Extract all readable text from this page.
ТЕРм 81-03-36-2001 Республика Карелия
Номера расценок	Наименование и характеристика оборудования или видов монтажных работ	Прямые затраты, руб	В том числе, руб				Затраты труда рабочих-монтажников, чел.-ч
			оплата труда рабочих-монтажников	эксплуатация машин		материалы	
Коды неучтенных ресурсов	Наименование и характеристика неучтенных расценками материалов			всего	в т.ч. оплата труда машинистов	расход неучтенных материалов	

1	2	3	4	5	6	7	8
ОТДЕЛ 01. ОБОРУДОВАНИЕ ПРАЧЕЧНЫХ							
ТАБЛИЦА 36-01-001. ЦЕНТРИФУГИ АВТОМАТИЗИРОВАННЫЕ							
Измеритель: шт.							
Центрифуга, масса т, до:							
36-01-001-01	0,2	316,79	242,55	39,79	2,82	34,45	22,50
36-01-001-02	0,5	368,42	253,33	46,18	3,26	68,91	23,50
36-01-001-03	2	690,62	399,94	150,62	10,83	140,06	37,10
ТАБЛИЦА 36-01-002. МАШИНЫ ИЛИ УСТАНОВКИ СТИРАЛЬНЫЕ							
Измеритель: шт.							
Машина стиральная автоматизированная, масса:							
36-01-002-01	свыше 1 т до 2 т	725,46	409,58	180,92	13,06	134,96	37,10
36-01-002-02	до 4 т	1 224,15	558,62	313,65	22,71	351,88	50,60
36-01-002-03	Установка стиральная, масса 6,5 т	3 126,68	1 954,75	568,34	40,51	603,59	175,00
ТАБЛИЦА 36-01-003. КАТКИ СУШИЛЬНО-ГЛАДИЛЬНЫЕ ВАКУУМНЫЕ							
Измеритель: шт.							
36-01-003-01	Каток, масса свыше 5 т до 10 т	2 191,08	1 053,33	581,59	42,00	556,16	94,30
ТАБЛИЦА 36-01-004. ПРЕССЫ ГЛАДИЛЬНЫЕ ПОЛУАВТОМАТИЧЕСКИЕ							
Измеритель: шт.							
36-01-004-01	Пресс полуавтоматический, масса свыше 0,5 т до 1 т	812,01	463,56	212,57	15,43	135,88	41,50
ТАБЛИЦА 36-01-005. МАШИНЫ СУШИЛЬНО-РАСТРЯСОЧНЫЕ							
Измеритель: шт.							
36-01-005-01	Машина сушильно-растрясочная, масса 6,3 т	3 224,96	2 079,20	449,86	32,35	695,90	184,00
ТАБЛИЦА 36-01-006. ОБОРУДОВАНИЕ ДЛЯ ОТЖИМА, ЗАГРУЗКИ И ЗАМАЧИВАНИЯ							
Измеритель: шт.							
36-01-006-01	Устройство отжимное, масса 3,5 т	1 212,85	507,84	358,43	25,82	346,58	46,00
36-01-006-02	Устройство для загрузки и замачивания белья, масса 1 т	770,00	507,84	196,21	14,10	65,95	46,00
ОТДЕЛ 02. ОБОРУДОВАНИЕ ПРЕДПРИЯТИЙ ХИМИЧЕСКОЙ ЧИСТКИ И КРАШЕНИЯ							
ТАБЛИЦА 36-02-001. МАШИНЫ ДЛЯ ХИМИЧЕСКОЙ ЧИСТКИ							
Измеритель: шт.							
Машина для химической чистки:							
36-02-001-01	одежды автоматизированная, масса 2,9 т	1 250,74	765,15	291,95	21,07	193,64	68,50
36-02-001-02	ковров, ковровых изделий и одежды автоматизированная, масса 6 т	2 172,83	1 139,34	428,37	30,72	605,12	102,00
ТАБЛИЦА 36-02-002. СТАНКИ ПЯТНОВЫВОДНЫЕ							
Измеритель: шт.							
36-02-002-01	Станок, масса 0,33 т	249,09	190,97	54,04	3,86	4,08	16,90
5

####################

- _The request_:
What is needed here is an exact reproduction of all the entries.

- _The output_:
Extract all readable text from this page.
ТЕРм 81-03-36-2001 Республика Карелия
Номера расценок	Наименование и характеристика оборудования или видов монтажных работ	Прямые затраты, руб	В том числе, руб				Затраты труда рабочих-монтажников, чел.-ч
			оплата труда рабочих-монтажников	эксплуатация машин		материалы	
Коды неучтенных ресурсов	Наименование и характеристика неучтенных расценками материалов			всего	в т.ч. оплата труда машинистов	расход неучтенных материалов	

1	2	3	4	5	6	7	8
ОТДЕЛ 01. ОБОРУДОВАНИЕ ПРАЧЕЧНЫХ							
ТАБЛИЦА 36-01-001. ЦЕНТРИФУГИ АВТОМАТИЗИРОВАННЫЕ							
Измеритель: шт.							
Центрифуга, масса т, до:							
36-01-001-01	0,2	316,79	242,55	39,79	2,82	34,45	22,50
36-01-001-02	0,5	368,42	253,33	46,18	3,26	68,91	23,50
36-01-001-03	2	690,62	399,94	150,62	10,83	140,06	37,10
ТАБЛИЦА 36-01-002. МАШИНЫ ИЛИ УСТАНОВКИ СТИРАЛЬНЫЕ							
Измеритель: шт.							
Машина стиральная автоматизированная, масса:							
36-01-002-01	свыше 1 т до 2 т	725,46	409,58	180,92	13,06	134,96	37,10
36-01-002-02	до 4 т	1 224,15	558,62	313,65	22,71	351,88	50,60
36-01-002-03	Установка стиральная, масса 6,5 т	3 126,68	1 954,75	568,34	40,51	603,59	175,00
ТАБЛИЦА 36-01-003. КАТКИ СУШИЛЬНО-ГЛАДИЛЬНЫЕ ВАКУУМНЫЕ							
Измеритель: шт.							
36-01-003-01	Каток, масса свыше 5 т до 10 т	2 191,08	1 053,33	581,59	42,00	556,16	94,30
ТАБЛИЦА 36-01-004. ПРЕССЫ ГЛАДИЛЬНЫЕ ПОЛУАВТОМАТИЧЕСКИЕ							
Измеритель: шт.							
36-01-004-01	Пресс полуавтоматический, масса свыше 0,5 т до 1 т	812,01	463,56	212,57	15,43	135,88	41,50
ТАБЛИЦА 36-01-005. МАШИНЫ СУШИЛЬНО-РАСТРЯСОЧНЫЕ							
Измеритель: шт.							
36-01-005-01	Машина сушильно-растрясочная, масса 6,3 т	3 224,96	2 079,20	449,86	32,35	695,90	184,00
ТАБЛИЦА 36-01-006. ОБОРУДОВАНИЕ ДЛЯ ОТЖИМА, ЗАГРУЗКИ И ЗАМАЧИВАНИЯ							
Измеритель: шт.							
36-01-006-01	Устройство отжимное, масса 3,5 т	1 212,85	507,84	358,43	25,82	346,58	46,00
36-01-006-02	Устройство для загрузки и замачивания белья, масса 1 т	770,00	507,84	196,21	14,10	65,95	46,00
ОТДЕЛ 02. ОБОРУДОВАНИЕ ПРЕДПРИЯТИЙ ХИМИЧЕСКОЙ ЧИСТКИ И КРАШЕНИЯ							
ТАБЛИЦА 36-02-001. МАШИНЫ ДЛЯ ХИМИЧЕСКОЙ ЧИСТКИ							
Измеритель: шт.							
Машина для химической чистки:							
36-02-001-01	одежды автоматизированная, масса 2,9 т	1 250,74	765,15	291,95	21,07	193,64	68,50
36-02-001-02	ковров, ковровых изделий и одежды автоматизированная, масса 6 т	2 172,83	1 139,34	428,37	30,72	605,12	102,00
ТАБЛИЦА 36-02-002. СТАНКИ ПЯТНОВЫВОДНЫЕ							
Измеритель: шт.							
36-02-002-01	Станок, масса 0,33 т	249,09	190,97	54,04	3,86	4,08	16,90
5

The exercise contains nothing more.